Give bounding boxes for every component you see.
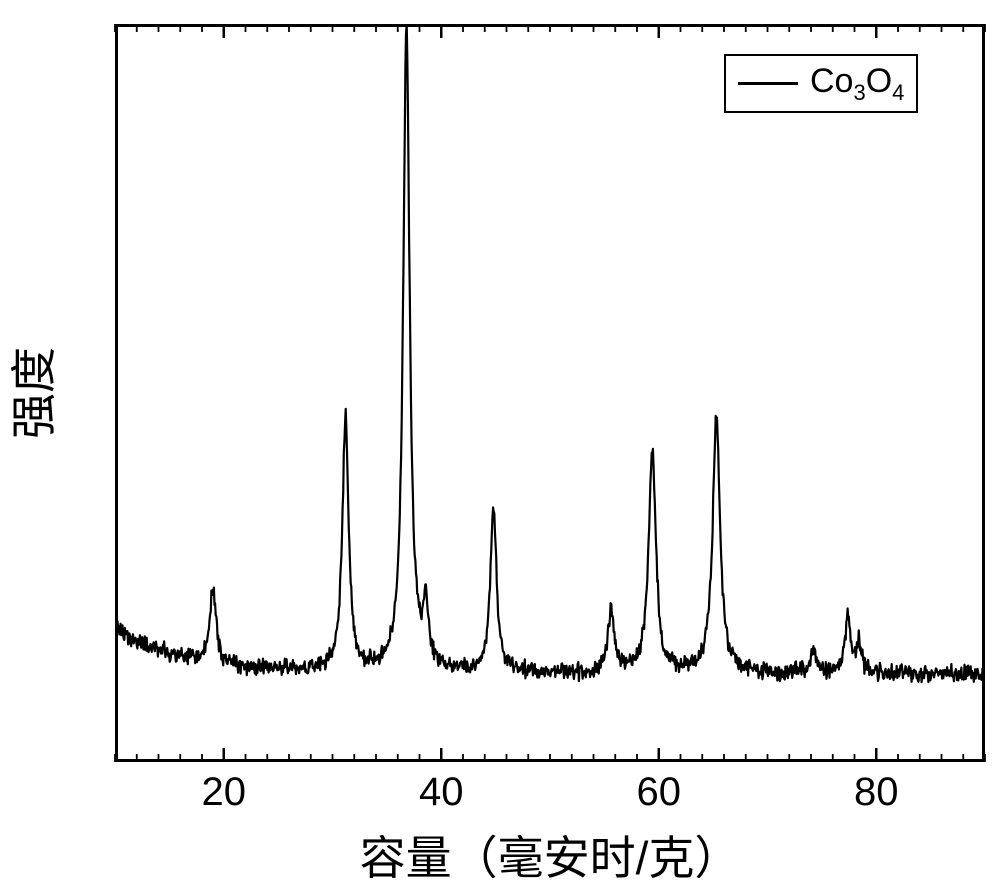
x-tick-label: 60	[637, 770, 682, 815]
x-tick-label: 20	[202, 770, 247, 815]
x-tick-label: 40	[419, 770, 464, 815]
chart-svg	[0, 0, 1000, 892]
x-tick-label: 80	[854, 770, 899, 815]
figure: 强度 容量（毫安时/克） Co3O4 20406080	[0, 0, 1000, 892]
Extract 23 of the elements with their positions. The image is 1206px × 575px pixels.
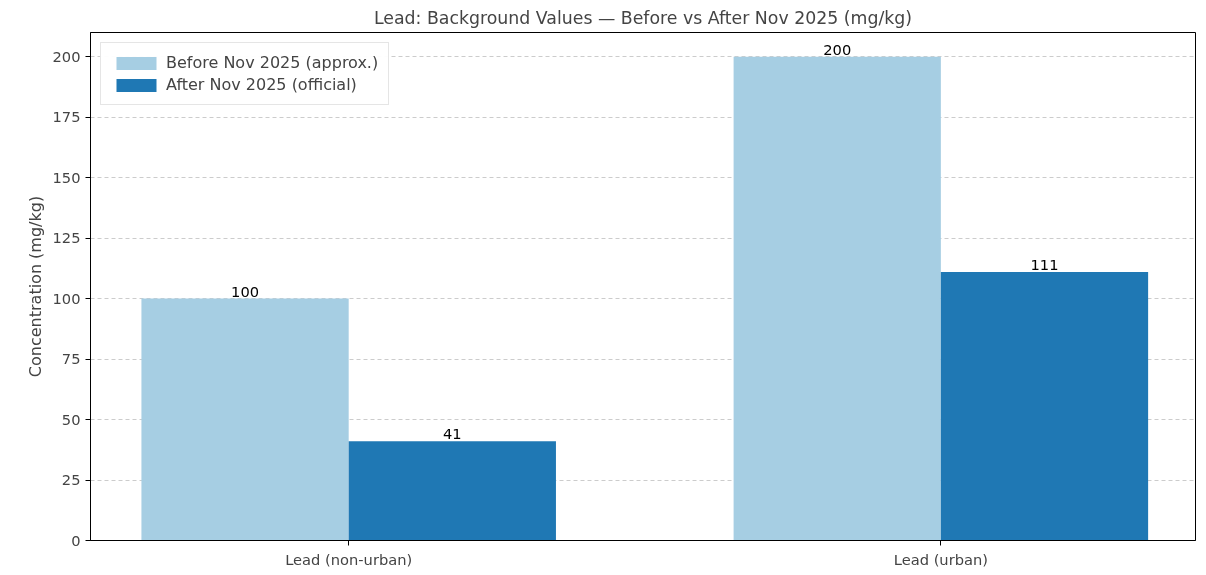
data-label: 41 — [442, 425, 462, 443]
y-tick-label: 0 — [71, 531, 81, 549]
data-label: 100 — [231, 282, 260, 300]
bar — [348, 441, 556, 541]
y-tick-label: 100 — [52, 289, 81, 307]
y-tick-label: 25 — [61, 471, 81, 489]
y-tick-label: 50 — [61, 410, 81, 428]
legend-label: Before Nov 2025 (approx.) — [166, 53, 379, 72]
y-tick-label: 125 — [52, 229, 81, 247]
legend-label: After Nov 2025 (official) — [166, 75, 357, 94]
y-axis-title: Concentration (mg/kg) — [25, 195, 45, 378]
chart-title: Lead: Background Values — Before vs After Nov 2025 (mg/kg) — [373, 7, 913, 28]
y-tick-label: 175 — [52, 108, 81, 126]
y-tick-label: 200 — [52, 47, 81, 65]
data-label: 200 — [823, 40, 852, 58]
bar — [141, 298, 349, 541]
x-tick-label: Lead (urban) — [893, 550, 988, 568]
bar — [940, 271, 1149, 541]
x-tick-label: Lead (non-urban) — [285, 550, 413, 568]
bar — [733, 56, 941, 541]
y-tick-label: 150 — [52, 168, 81, 186]
y-tick-label: 75 — [61, 350, 81, 368]
data-label: 111 — [1030, 255, 1059, 273]
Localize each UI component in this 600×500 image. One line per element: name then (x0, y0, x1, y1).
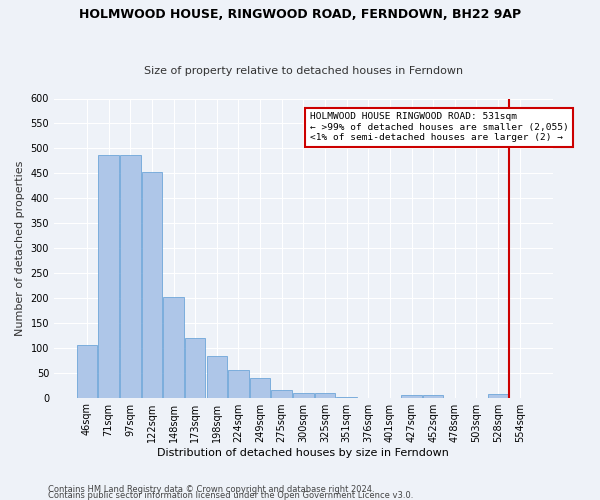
Text: HOLMWOOD HOUSE RINGWOOD ROAD: 531sqm
← >99% of detached houses are smaller (2,05: HOLMWOOD HOUSE RINGWOOD ROAD: 531sqm ← >… (310, 112, 569, 142)
Bar (293, 392, 314, 398)
X-axis label: Distribution of detached houses by size in Ferndown: Distribution of detached houses by size … (157, 448, 449, 458)
Bar (423, 395, 443, 398)
Bar (250, 378, 271, 398)
Bar (77, 345, 97, 398)
Bar (98, 155, 119, 398)
Bar (163, 297, 184, 398)
Y-axis label: Number of detached properties: Number of detached properties (15, 160, 25, 336)
Bar (228, 370, 249, 398)
Text: Contains public sector information licensed under the Open Government Licence v3: Contains public sector information licen… (48, 490, 413, 500)
Bar (206, 356, 227, 398)
Bar (401, 395, 422, 398)
Bar (271, 390, 292, 398)
Bar (315, 392, 335, 398)
Text: HOLMWOOD HOUSE, RINGWOOD ROAD, FERNDOWN, BH22 9AP: HOLMWOOD HOUSE, RINGWOOD ROAD, FERNDOWN,… (79, 8, 521, 20)
Bar (120, 156, 140, 398)
Text: Contains HM Land Registry data © Crown copyright and database right 2024.: Contains HM Land Registry data © Crown c… (48, 484, 374, 494)
Bar (488, 394, 508, 398)
Bar (185, 338, 205, 398)
Title: Size of property relative to detached houses in Ferndown: Size of property relative to detached ho… (144, 66, 463, 76)
Bar (142, 172, 162, 398)
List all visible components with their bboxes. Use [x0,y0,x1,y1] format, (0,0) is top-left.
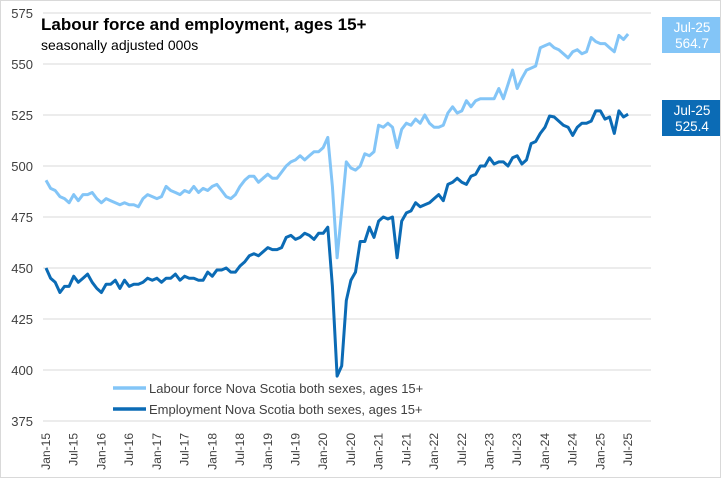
x-tick-label: Jul-19 [288,433,302,466]
x-tick-label: Jul-24 [566,433,580,466]
x-tick-label: Jul-22 [455,433,469,466]
x-axis-ticks: Jan-15 Jul-15 Jan-16 Jul-16 Jan-17 Jul-17 Jan-… [39,433,635,470]
x-tick-label: Jul-16 [122,433,136,466]
end-label-value: 564.7 [675,36,709,51]
x-tick-label: Jul-20 [344,433,358,466]
x-tick-label: Jan-15 [39,433,53,470]
x-tick-label: Jan-25 [593,433,607,470]
x-tick-label: Jan-17 [150,433,164,470]
y-tick-label: 550 [11,57,33,72]
x-tick-label: Jul-18 [233,433,247,466]
legend-label-labour-force: Labour force Nova Scotia both sexes, age… [149,381,423,396]
chart-title: Labour force and employment, ages 15+ [41,15,367,34]
end-label-period: Jul-25 [674,103,711,118]
x-tick-label: Jan-19 [261,433,275,470]
gridlines [43,12,651,422]
x-tick-label: Jul-17 [178,433,192,466]
x-tick-label: Jan-18 [205,433,219,470]
series-line-labour-force [44,33,630,260]
end-label-employment: Jul-25 525.4 [662,100,720,136]
y-tick-label: 450 [11,261,33,276]
x-tick-label: Jul-15 [67,433,81,466]
end-label-period: Jul-25 [674,20,711,35]
y-tick-label: 375 [11,414,33,429]
y-tick-label: 525 [11,108,33,123]
y-tick-label: 500 [11,159,33,174]
end-label-value: 525.4 [675,119,709,134]
y-axis-ticks: 375 400 425 450 475 500 525 550 575 [11,6,33,429]
x-tick-label: Jul-25 [621,433,635,466]
x-tick-label: Jan-23 [483,433,497,470]
end-label-box-employment [662,100,720,136]
y-tick-label: 425 [11,312,33,327]
y-tick-label: 475 [11,210,33,225]
x-tick-label: Jan-22 [427,433,441,470]
end-label-labour-force: Jul-25 564.7 [662,17,720,53]
x-tick-label: Jul-23 [510,433,524,466]
x-tick-label: Jul-21 [399,433,413,466]
y-tick-label: 575 [11,6,33,21]
series-line-employment [44,109,629,378]
end-label-box-labour-force [662,17,720,53]
y-tick-label: 400 [11,363,33,378]
x-tick-label: Jan-21 [372,433,386,470]
x-tick-label: Jan-16 [94,433,108,470]
x-tick-label: Jan-24 [538,433,552,470]
legend-label-employment: Employment Nova Scotia both sexes, ages … [149,402,423,417]
chart-subtitle: seasonally adjusted 000s [41,37,198,53]
legend: Labour force Nova Scotia both sexes, age… [113,381,423,417]
series-lines [44,33,630,378]
x-tick-label: Jan-20 [316,433,330,470]
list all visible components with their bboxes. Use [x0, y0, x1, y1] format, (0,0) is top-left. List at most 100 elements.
- - - - -
▶ [GOAL] Could you repeat the lines in the records that begin at the line containing "770, 682, 815]" and stop after the line containing "figure: 强度 容量（毫安时/克）", swapping "x-tick-label" for "axis-label" and leaving everything else unchanged?

▶ [SOLUTION TO THE PROBLEM]
axis-label: 60	[637, 770, 682, 815]
axis-label: 20	[202, 770, 247, 815]
axis-label: 40	[419, 770, 464, 815]
chart-svg	[0, 0, 1000, 892]
axis-label: 80	[854, 770, 899, 815]
figure: 强度 容量（毫安时/克） Co3O4 20406080	[0, 0, 1000, 892]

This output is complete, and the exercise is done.